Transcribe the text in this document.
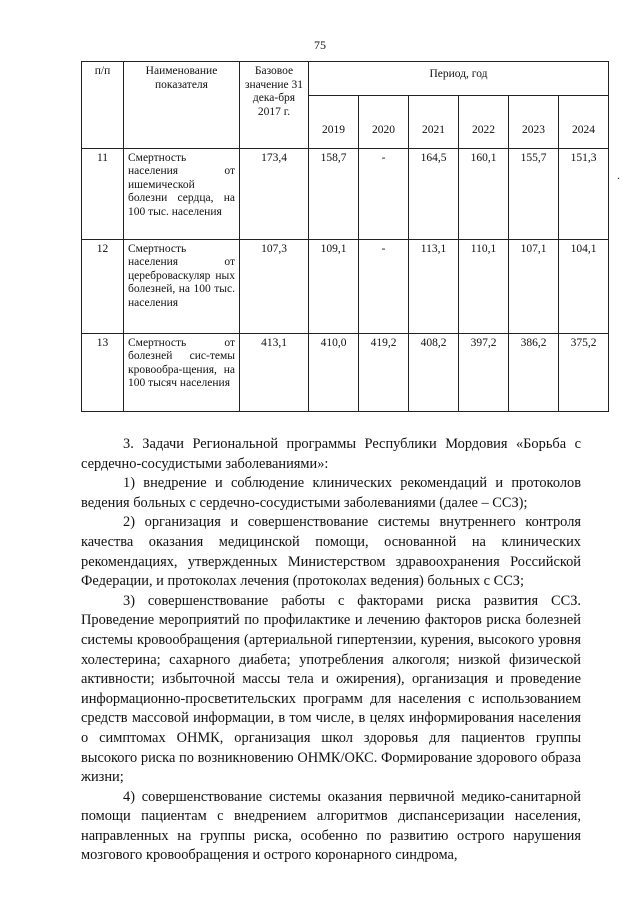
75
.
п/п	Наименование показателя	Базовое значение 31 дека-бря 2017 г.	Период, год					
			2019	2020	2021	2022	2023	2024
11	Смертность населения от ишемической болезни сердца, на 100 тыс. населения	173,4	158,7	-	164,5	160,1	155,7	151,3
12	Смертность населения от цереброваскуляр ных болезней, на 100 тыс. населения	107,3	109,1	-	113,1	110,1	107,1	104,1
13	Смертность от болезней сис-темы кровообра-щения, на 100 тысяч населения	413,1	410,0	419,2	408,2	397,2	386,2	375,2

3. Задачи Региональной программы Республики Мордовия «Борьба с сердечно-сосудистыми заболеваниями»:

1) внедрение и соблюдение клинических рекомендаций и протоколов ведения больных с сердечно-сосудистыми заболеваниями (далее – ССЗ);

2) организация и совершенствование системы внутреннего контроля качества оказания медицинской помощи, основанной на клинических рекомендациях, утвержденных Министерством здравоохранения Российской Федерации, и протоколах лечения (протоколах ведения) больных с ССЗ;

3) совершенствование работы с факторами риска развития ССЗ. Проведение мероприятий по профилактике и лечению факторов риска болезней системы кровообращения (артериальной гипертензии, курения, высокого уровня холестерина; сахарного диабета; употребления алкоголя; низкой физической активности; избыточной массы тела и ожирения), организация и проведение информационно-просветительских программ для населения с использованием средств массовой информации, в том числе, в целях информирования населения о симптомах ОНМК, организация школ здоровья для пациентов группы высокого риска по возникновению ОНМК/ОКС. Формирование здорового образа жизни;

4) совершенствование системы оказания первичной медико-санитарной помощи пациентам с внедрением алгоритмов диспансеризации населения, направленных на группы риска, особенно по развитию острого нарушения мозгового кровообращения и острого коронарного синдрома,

::::

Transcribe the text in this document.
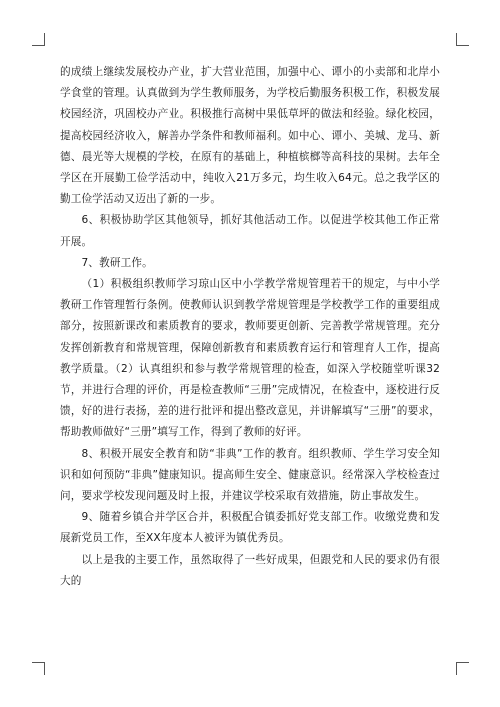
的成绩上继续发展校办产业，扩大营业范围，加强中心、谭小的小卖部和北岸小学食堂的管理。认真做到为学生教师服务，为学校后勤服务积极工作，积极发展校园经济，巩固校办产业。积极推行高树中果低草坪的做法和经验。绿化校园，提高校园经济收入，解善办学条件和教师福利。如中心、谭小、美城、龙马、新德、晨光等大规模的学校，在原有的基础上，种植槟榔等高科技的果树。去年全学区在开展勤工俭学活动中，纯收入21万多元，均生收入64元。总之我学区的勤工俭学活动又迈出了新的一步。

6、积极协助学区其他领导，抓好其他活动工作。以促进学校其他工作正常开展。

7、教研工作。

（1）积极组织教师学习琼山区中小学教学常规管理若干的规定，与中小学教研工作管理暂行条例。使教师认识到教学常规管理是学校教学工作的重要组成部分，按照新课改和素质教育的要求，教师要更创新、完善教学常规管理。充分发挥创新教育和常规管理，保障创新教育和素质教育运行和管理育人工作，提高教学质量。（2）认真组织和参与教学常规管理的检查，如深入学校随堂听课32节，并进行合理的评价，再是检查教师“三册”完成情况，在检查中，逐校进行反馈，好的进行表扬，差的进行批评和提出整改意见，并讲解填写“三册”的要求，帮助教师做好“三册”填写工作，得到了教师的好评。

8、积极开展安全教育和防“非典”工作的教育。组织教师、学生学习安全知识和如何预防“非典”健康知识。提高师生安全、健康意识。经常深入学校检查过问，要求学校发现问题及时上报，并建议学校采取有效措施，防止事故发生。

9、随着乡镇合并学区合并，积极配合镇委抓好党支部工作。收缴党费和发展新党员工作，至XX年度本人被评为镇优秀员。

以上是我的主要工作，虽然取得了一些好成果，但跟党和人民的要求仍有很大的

::::

-- Instruction --
Pull out each line of the records holding the string "больных".

-- Full answer --
1) внедрение и соблюдение клинических рекомендаций и протоколов ведения больных с сердечно-сосудистыми заболеваниями (далее – ССЗ);
2) организация и совершенствование системы внутреннего контроля качества оказания медицинской помощи, основанной на клинических рекомендациях, утвержденных Министерством здравоохранения Российской Федерации, и протоколах лечения (протоколах ведения) больных с ССЗ;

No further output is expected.